** Start DATASET EXCERPTS **

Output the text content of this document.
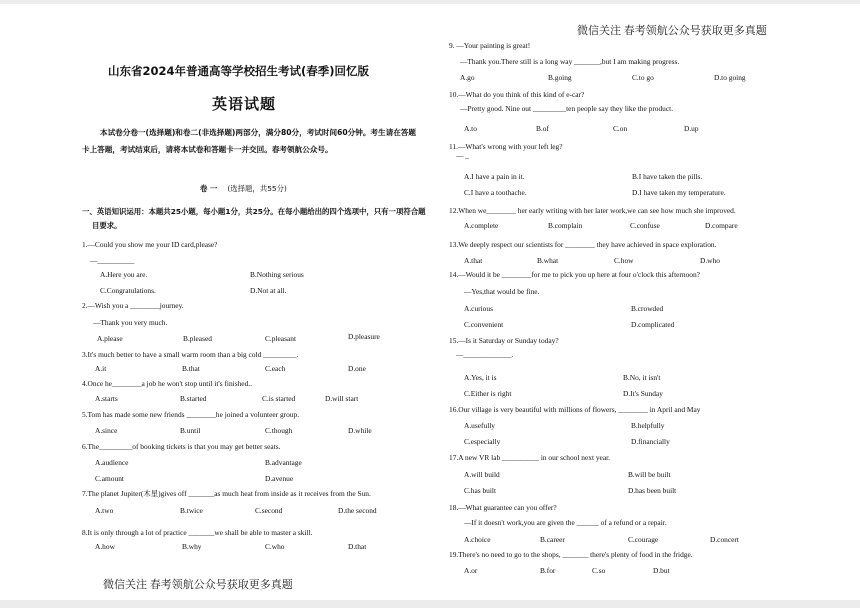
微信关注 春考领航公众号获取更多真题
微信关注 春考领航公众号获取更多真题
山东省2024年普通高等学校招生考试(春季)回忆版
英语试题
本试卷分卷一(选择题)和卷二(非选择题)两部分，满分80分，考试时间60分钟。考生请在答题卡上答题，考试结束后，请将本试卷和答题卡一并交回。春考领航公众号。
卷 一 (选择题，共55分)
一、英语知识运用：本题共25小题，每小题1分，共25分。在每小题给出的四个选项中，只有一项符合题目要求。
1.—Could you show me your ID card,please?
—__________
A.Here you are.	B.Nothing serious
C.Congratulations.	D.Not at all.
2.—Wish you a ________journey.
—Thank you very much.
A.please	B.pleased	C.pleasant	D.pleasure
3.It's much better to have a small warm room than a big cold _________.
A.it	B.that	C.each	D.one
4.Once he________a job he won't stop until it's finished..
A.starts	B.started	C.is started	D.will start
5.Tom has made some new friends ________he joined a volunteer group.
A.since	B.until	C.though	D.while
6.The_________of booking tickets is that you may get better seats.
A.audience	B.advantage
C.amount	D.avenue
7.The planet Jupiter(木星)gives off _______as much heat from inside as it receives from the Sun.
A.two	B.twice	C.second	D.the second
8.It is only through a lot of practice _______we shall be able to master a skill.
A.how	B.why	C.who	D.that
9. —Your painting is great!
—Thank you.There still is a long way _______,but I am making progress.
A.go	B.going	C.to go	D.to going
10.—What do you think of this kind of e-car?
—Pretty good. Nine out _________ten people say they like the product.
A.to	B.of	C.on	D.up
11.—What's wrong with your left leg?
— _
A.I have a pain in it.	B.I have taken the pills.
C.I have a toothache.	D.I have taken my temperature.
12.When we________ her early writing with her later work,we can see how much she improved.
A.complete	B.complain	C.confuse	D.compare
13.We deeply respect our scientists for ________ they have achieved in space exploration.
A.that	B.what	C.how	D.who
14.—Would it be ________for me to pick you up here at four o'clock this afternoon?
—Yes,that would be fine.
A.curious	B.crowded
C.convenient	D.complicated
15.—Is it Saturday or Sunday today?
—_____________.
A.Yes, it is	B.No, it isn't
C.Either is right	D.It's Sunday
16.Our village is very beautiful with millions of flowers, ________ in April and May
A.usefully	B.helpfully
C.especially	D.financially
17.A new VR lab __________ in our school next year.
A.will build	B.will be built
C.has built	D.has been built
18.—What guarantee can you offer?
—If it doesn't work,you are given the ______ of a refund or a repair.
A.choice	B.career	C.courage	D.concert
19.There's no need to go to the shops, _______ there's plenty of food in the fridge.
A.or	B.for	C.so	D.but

** End DATASET EXCERPTS **
** Start DATASET EXCERPTS **

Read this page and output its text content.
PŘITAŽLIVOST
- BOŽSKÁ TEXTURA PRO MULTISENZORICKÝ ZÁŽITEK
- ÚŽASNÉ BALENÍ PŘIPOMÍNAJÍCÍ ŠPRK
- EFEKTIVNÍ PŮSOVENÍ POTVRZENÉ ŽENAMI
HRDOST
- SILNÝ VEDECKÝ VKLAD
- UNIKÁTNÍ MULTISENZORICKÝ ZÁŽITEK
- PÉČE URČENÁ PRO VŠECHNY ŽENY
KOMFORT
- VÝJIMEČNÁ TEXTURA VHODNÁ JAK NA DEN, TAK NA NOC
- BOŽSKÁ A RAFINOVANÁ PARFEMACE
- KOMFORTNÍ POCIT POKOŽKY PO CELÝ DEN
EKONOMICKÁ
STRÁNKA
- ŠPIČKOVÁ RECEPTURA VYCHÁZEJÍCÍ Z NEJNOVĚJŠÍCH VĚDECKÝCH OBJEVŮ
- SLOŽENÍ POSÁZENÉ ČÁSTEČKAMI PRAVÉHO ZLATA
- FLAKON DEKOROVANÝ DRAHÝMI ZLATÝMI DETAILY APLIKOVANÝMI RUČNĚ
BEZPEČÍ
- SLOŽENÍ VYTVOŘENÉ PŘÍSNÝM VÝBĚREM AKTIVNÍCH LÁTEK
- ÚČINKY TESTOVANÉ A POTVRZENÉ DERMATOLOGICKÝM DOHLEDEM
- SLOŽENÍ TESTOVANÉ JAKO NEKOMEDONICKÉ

** End DATASET EXCERPTS **
** Start DATASET EXCERPTS **

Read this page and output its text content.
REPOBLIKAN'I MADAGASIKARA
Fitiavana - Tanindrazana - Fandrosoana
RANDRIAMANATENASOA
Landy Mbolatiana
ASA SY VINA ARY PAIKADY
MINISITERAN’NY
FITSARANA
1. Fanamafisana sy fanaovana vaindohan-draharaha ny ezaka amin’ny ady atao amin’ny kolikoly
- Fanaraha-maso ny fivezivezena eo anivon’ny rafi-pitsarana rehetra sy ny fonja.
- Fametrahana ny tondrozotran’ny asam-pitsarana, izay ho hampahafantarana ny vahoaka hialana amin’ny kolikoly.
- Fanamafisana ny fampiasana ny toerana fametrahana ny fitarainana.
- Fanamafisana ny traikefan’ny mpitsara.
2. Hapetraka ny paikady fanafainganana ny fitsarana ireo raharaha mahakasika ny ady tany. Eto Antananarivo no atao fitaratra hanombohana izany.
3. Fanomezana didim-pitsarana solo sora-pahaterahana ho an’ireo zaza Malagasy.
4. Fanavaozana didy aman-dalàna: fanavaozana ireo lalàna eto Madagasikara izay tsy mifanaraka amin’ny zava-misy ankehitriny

** End DATASET EXCERPTS **

> [EXERCISE DETAILS]
Each line that contains the word "ireo" counts toward the total; give only that total.

> [TASK RESPONSE]
3